> WHAT TO WORK ON
(A) According to the methodology text, which organization published the SBVR standard?
(B) From the methodology text, reproduce word for word the passage starting with "A.   Data Excellence" and going on through "Business Rules (SBVR)".
(C) Condense the paragraph of the methodology text that opens with "In the business context" into a short bulleted list that keeps its main facts.

> SELECTED TEXT
----

The remaining paper is structured into the following sections: Section II briefly introduces the underpinning technologies used in our approach. The reader is introduced to the basic principles behind the DEF, SBVR, MDA and model transformations. Section III describes the whole process of the methodology along with a running example. Section IV presents some related work. The paper ends in Section V with conclusions and future work.

II. Context of the Methodology

A.   Data Excellence Framework (DEF)

The DEF describes the methodology, processes and roles required to generate business value while improving business processes using data quality and BR [6]. DEF is supported by the DEMS platform shown in Fig.1. However, the complexity of the description of the BR due to ambiguities of NL can induce a deviation in the operationalization of the DEF. In the current context, the BR is manually read, disambiguated and converted to DEMS Agent BR format for further operations. The set of BR supporting data quality grows over time and the amount of manual processing becomes huge and time consuming. Thus, our framework supports the DEF with a fully automated process of transforming NL BR to SBVR BR in DEMS (NLP Framework), and afterwards, SBVR BR to Executable BR in DEMS Agent (SBVRtoEXE Framework).

B.   Semantics of Business Vocabulary and Business Rules (SBVR)

Figure 1.

Figure 1. DEMS platform

In the business context, the Object Management Group (OMG) has recently published a new standard called SBVR, which defines a metamodel for developing semantic models of business vocabularies and business rules [1]. SBVR is designed to be used for business purposes by business people, independently of IS design. Its first aim is to allow business vocabularies construction and business rules definitions, enabling their interchange among organizations. The SBVR metamodel is very sophisticated [7], but clearly shows the approach that separates logical formulations from meanings.

----

> Excerpt from a dataset

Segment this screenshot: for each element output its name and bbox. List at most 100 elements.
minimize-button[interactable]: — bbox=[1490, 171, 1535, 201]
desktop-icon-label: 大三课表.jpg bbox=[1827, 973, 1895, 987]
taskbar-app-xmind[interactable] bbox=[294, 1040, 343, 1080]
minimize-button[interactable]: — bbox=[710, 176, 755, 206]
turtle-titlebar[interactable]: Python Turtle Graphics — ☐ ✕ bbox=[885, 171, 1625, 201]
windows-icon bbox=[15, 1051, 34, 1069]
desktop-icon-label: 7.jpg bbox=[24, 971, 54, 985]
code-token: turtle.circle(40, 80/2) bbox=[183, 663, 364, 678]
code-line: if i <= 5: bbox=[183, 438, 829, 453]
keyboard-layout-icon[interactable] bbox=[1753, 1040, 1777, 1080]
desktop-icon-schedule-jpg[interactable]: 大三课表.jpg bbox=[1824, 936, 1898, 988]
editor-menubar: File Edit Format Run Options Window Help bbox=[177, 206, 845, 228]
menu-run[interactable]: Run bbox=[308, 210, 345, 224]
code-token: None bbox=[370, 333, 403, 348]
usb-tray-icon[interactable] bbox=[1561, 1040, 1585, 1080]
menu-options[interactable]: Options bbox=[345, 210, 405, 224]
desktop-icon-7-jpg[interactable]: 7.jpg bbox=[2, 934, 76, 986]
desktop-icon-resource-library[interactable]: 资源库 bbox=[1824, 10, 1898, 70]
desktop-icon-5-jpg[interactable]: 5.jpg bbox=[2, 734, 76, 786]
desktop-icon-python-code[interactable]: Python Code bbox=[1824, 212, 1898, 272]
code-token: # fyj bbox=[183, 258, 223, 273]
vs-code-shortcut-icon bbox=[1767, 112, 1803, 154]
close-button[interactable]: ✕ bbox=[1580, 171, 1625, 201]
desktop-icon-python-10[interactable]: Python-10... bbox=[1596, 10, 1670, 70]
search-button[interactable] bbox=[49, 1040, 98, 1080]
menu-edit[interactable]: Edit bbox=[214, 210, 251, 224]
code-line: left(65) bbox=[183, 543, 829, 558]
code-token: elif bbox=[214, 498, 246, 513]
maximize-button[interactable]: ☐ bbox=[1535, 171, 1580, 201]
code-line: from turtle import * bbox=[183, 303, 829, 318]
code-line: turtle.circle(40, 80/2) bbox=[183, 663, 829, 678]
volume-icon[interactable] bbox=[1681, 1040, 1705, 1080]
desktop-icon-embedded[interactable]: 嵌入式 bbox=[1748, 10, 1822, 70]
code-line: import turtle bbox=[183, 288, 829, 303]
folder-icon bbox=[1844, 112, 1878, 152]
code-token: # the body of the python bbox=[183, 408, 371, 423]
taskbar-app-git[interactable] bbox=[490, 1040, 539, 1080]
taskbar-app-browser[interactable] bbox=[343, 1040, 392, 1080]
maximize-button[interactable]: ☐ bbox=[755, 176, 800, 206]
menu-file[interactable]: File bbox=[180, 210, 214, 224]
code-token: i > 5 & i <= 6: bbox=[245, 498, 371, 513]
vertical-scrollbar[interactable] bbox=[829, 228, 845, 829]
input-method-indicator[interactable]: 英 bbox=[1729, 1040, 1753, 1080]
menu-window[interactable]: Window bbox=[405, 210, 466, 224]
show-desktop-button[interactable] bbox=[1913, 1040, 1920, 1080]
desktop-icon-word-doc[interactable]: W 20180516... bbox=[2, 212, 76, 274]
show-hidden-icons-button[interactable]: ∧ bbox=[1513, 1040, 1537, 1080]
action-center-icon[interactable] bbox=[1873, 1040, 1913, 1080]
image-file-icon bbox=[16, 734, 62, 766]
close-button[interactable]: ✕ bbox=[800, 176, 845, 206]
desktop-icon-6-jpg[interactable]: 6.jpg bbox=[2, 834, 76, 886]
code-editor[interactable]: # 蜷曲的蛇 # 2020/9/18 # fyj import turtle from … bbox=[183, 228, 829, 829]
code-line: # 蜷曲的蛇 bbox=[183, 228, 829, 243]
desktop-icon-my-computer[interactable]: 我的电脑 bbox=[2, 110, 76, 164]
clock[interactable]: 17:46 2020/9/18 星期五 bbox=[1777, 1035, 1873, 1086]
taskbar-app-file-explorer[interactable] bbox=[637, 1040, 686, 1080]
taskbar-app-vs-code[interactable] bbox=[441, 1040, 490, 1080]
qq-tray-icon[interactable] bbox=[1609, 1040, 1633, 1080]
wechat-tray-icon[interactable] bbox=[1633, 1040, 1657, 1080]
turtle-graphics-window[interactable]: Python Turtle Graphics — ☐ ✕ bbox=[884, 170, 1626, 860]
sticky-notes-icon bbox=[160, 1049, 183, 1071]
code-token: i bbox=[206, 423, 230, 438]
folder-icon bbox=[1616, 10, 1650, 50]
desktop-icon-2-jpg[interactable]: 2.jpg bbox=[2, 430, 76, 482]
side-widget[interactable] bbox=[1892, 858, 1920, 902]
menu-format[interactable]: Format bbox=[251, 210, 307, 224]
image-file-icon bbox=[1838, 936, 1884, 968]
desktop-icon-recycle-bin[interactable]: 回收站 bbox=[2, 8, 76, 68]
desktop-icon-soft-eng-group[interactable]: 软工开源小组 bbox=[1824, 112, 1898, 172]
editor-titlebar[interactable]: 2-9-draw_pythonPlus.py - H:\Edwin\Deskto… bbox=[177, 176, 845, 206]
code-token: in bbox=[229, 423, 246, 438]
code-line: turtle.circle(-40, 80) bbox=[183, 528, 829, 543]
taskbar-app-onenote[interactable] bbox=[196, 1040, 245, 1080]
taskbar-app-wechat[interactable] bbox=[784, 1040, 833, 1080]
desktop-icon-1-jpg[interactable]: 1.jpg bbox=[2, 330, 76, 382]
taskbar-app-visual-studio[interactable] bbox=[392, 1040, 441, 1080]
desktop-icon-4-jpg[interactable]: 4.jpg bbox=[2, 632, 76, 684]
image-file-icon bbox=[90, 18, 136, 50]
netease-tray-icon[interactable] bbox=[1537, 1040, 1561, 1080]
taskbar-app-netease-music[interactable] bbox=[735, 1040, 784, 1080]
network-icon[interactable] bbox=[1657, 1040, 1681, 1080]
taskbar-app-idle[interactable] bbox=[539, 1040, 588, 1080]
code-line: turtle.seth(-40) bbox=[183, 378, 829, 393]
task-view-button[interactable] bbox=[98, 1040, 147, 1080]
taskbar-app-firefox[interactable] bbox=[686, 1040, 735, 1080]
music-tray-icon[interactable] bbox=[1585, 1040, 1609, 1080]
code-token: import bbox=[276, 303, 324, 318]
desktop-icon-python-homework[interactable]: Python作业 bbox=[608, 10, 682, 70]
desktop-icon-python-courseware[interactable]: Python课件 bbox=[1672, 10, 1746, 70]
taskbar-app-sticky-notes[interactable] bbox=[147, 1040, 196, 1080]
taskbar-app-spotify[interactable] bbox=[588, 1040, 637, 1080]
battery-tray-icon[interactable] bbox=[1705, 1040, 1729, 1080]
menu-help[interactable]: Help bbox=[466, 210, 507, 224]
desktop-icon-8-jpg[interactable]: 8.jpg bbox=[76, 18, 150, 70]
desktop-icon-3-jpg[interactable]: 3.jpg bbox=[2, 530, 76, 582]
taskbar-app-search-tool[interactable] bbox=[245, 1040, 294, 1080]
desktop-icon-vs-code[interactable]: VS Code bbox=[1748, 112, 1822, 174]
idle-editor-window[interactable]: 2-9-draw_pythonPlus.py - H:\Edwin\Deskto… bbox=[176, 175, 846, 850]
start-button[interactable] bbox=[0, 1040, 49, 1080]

----

> ANSWERS TO THE PROBLEMS
(A) The Object Management Group (OMG).

(B)
A.   Data Excellence Framework (DEF)

The DEF describes the methodology, processes and roles required to generate business value while improving business processes using data quality and BR [6]. DEF is supported by the DEMS platform shown in Fig.1. However, the complexity of the description of the BR due to ambiguities of NL can induce a deviation in the operationalization of the DEF. In the current context, the BR is manually read, disambiguated and converted to DEMS Agent BR format for further operations. The set of BR supporting data quality grows over time and the amount of manual processing becomes huge and time consuming. Thus, our framework supports the DEF with a fully automated process of transforming NL BR to SBVR BR in DEMS (NLP Framework), and afterwards, SBVR BR to Executable BR in DEMS Agent (SBVRtoEXE Framework).

B.   Semantics of Business Vocabulary and Business Rules (SBVR)

(C)
- The Object Management Group (OMG) recently published SBVR, a standard defining a metamodel for developing semantic models of business vocabularies and business rules.
- SBVR is meant for business people to use for business purposes, independently of IS design.
- Its first aim is to allow the construction of business vocabularies and the definition of business rules, so they can be interchanged among organizations.
- The metamodel is very sophisticated but clearly separates logical formulations from meanings.